▶ [WHAT YOU HAVE TO DO]: Skip the images. Copy the records exactly as written.

▶ [TASK INPUT]:
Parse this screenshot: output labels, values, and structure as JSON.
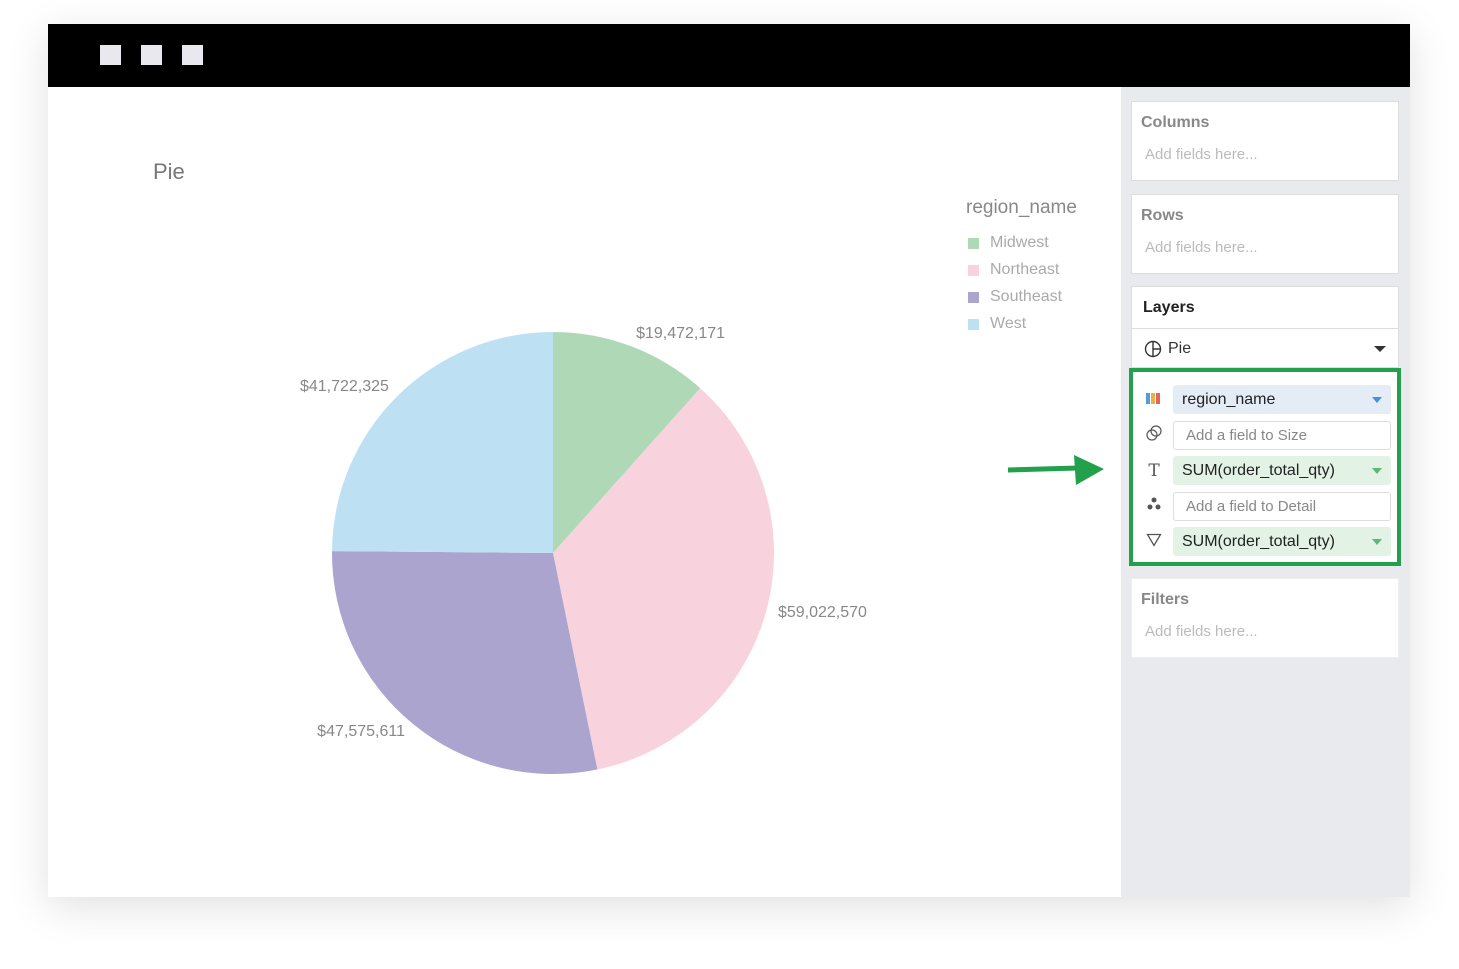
{
  "window": {
    "controls": [
      "square",
      "square",
      "square"
    ]
  },
  "chart_title": "Pie",
  "legend": {
    "title": "region_name",
    "items": [
      {
        "label": "Midwest",
        "color": "#afd8b6"
      },
      {
        "label": "Northeast",
        "color": "#f8d3de"
      },
      {
        "label": "Southeast",
        "color": "#aaa4cf"
      },
      {
        "label": "West",
        "color": "#bde1f2"
      }
    ]
  },
  "chart_data": {
    "type": "pie",
    "title": "Pie",
    "legend_title": "region_name",
    "legend_position": "right",
    "categories": [
      "Midwest",
      "Northeast",
      "Southeast",
      "West"
    ],
    "values": [
      19472171,
      59022570,
      47575611,
      41722325
    ],
    "labels": [
      "$19,472,171",
      "$59,022,570",
      "$47,575,611",
      "$41,722,325"
    ],
    "colors": [
      "#afd8b6",
      "#f8d3de",
      "#aaa4cf",
      "#bde1f2"
    ]
  },
  "sidebar": {
    "columns": {
      "title": "Columns",
      "placeholder": "Add fields here..."
    },
    "rows": {
      "title": "Rows",
      "placeholder": "Add fields here..."
    },
    "layers": {
      "title": "Layers",
      "type": "Pie"
    },
    "encodings": [
      {
        "icon": "color-icon",
        "value": "region_name",
        "state": "filled"
      },
      {
        "icon": "size-icon",
        "value": "Add a field to Size",
        "state": "empty"
      },
      {
        "icon": "text-icon",
        "value": "SUM(order_total_qty)",
        "state": "filled"
      },
      {
        "icon": "detail-icon",
        "value": "Add a field to Detail",
        "state": "empty"
      },
      {
        "icon": "tooltip-icon",
        "value": "SUM(order_total_qty)",
        "state": "filled"
      }
    ],
    "filters": {
      "title": "Filters",
      "placeholder": "Add fields here..."
    }
  },
  "highlight_color": "#22a04b"
}
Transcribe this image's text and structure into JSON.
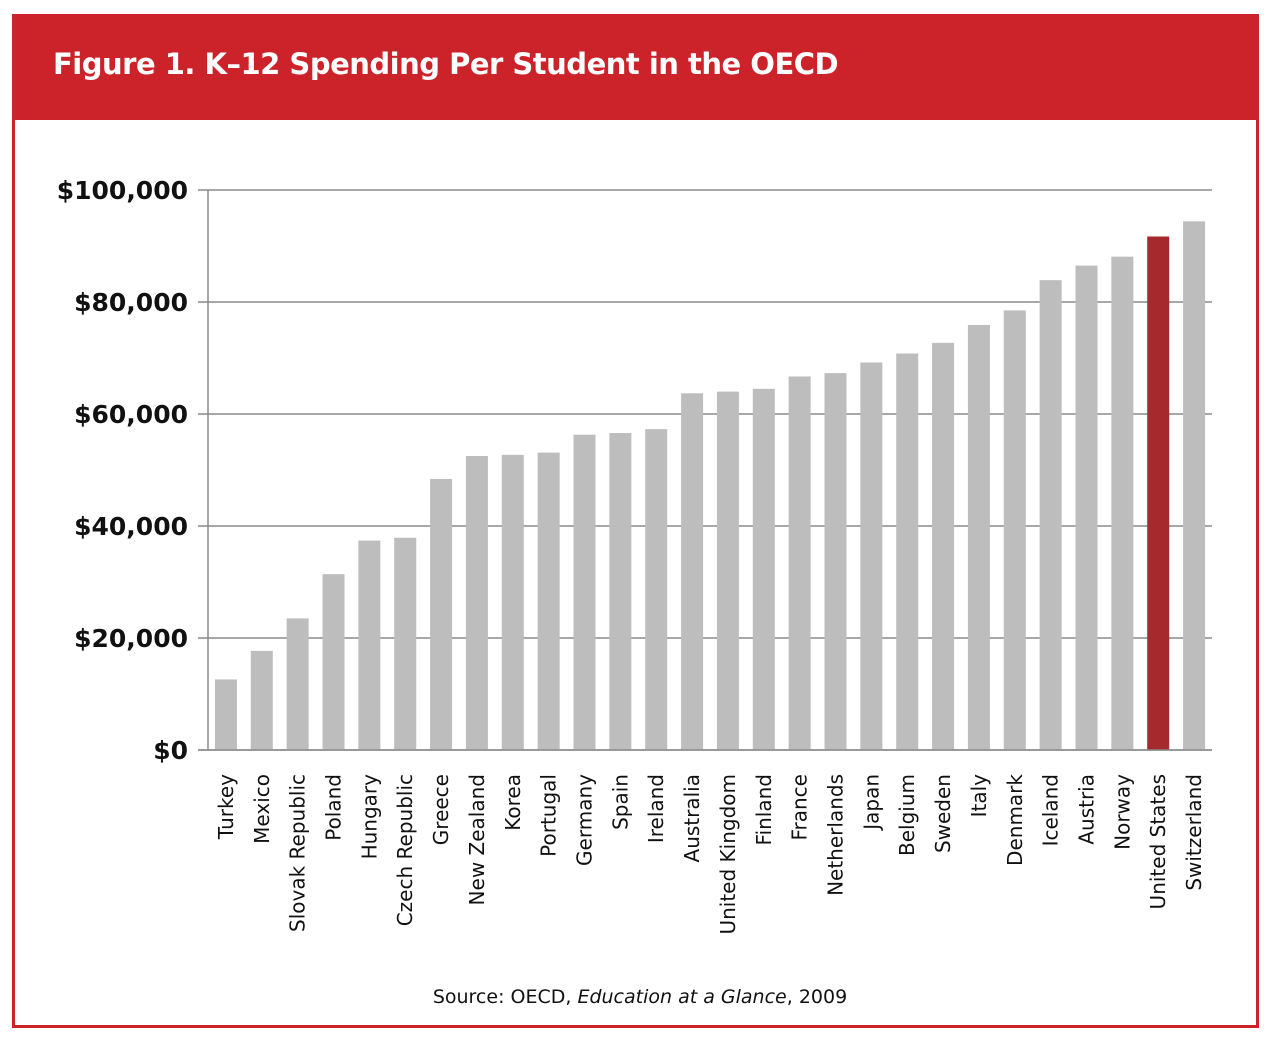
{
  "header": {
    "title": "Figure 1. K–12 Spending Per Student in the OECD"
  },
  "source": {
    "prefix": "Source: OECD, ",
    "title": "Education at a Glance",
    "suffix": ", 2009"
  },
  "colors": {
    "brand": "#cc2229",
    "bar": "#bdbdbd",
    "highlight": "#a6292e",
    "grid": "#8c8c8c"
  },
  "chart_data": {
    "type": "bar",
    "title": "Figure 1. K–12 Spending Per Student in the OECD",
    "xlabel": "",
    "ylabel": "",
    "ylim": [
      0,
      100000
    ],
    "yticks": [
      0,
      20000,
      40000,
      60000,
      80000,
      100000
    ],
    "ytick_labels": [
      "$0",
      "$20,000",
      "$40,000",
      "$60,000",
      "$80,000",
      "$100,000"
    ],
    "grid": true,
    "highlight": "United States",
    "categories": [
      "Turkey",
      "Mexico",
      "Slovak Republic",
      "Poland",
      "Hungary",
      "Czech Republic",
      "Greece",
      "New Zealand",
      "Korea",
      "Portugal",
      "Germany",
      "Spain",
      "Ireland",
      "Australia",
      "United Kingdom",
      "Finland",
      "France",
      "Netherlands",
      "Japan",
      "Belgium",
      "Sweden",
      "Italy",
      "Denmark",
      "Iceland",
      "Austria",
      "Norway",
      "United States",
      "Switzerland"
    ],
    "values": [
      12600,
      17700,
      23500,
      31400,
      37400,
      37900,
      48400,
      52500,
      52700,
      53100,
      56300,
      56600,
      57300,
      63700,
      64000,
      64500,
      66700,
      67300,
      69200,
      70800,
      72700,
      75900,
      78500,
      83900,
      86500,
      88100,
      91700,
      94400
    ]
  }
}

▶ [THE COMPLETED TASK]:
Parse this screenshot: output labels, values, and structure as JSON.
{
  "window": {
    "controls": [
      "square",
      "square",
      "square"
    ]
  },
  "chart_title": "Pie",
  "legend": {
    "title": "region_name",
    "items": [
      {
        "label": "Midwest",
        "color": "#afd8b6"
      },
      {
        "label": "Northeast",
        "color": "#f8d3de"
      },
      {
        "label": "Southeast",
        "color": "#aaa4cf"
      },
      {
        "label": "West",
        "color": "#bde1f2"
      }
    ]
  },
  "chart_data": {
    "type": "pie",
    "title": "Pie",
    "legend_title": "region_name",
    "legend_position": "right",
    "categories": [
      "Midwest",
      "Northeast",
      "Southeast",
      "West"
    ],
    "values": [
      19472171,
      59022570,
      47575611,
      41722325
    ],
    "labels": [
      "$19,472,171",
      "$59,022,570",
      "$47,575,611",
      "$41,722,325"
    ],
    "colors": [
      "#afd8b6",
      "#f8d3de",
      "#aaa4cf",
      "#bde1f2"
    ]
  },
  "sidebar": {
    "columns": {
      "title": "Columns",
      "placeholder": "Add fields here..."
    },
    "rows": {
      "title": "Rows",
      "placeholder": "Add fields here..."
    },
    "layers": {
      "title": "Layers",
      "type": "Pie"
    },
    "encodings": [
      {
        "icon": "color-icon",
        "value": "region_name",
        "state": "filled"
      },
      {
        "icon": "size-icon",
        "value": "Add a field to Size",
        "state": "empty"
      },
      {
        "icon": "text-icon",
        "value": "SUM(order_total_qty)",
        "state": "filled"
      },
      {
        "icon": "detail-icon",
        "value": "Add a field to Detail",
        "state": "empty"
      },
      {
        "icon": "tooltip-icon",
        "value": "SUM(order_total_qty)",
        "state": "filled"
      }
    ],
    "filters": {
      "title": "Filters",
      "placeholder": "Add fields here..."
    }
  },
  "highlight_color": "#22a04b"
}
Transcribe this image's text and structure into JSON.
{
  "header": {
    "title": "Figure 1. K–12 Spending Per Student in the OECD"
  },
  "source": {
    "prefix": "Source: OECD, ",
    "title": "Education at a Glance",
    "suffix": ", 2009"
  },
  "colors": {
    "brand": "#cc2229",
    "bar": "#bdbdbd",
    "highlight": "#a6292e",
    "grid": "#8c8c8c"
  },
  "chart_data": {
    "type": "bar",
    "title": "Figure 1. K–12 Spending Per Student in the OECD",
    "xlabel": "",
    "ylabel": "",
    "ylim": [
      0,
      100000
    ],
    "yticks": [
      0,
      20000,
      40000,
      60000,
      80000,
      100000
    ],
    "ytick_labels": [
      "$0",
      "$20,000",
      "$40,000",
      "$60,000",
      "$80,000",
      "$100,000"
    ],
    "grid": true,
    "highlight": "United States",
    "categories": [
      "Turkey",
      "Mexico",
      "Slovak Republic",
      "Poland",
      "Hungary",
      "Czech Republic",
      "Greece",
      "New Zealand",
      "Korea",
      "Portugal",
      "Germany",
      "Spain",
      "Ireland",
      "Australia",
      "United Kingdom",
      "Finland",
      "France",
      "Netherlands",
      "Japan",
      "Belgium",
      "Sweden",
      "Italy",
      "Denmark",
      "Iceland",
      "Austria",
      "Norway",
      "United States",
      "Switzerland"
    ],
    "values": [
      12600,
      17700,
      23500,
      31400,
      37400,
      37900,
      48400,
      52500,
      52700,
      53100,
      56300,
      56600,
      57300,
      63700,
      64000,
      64500,
      66700,
      67300,
      69200,
      70800,
      72700,
      75900,
      78500,
      83900,
      86500,
      88100,
      91700,
      94400
    ]
  }
}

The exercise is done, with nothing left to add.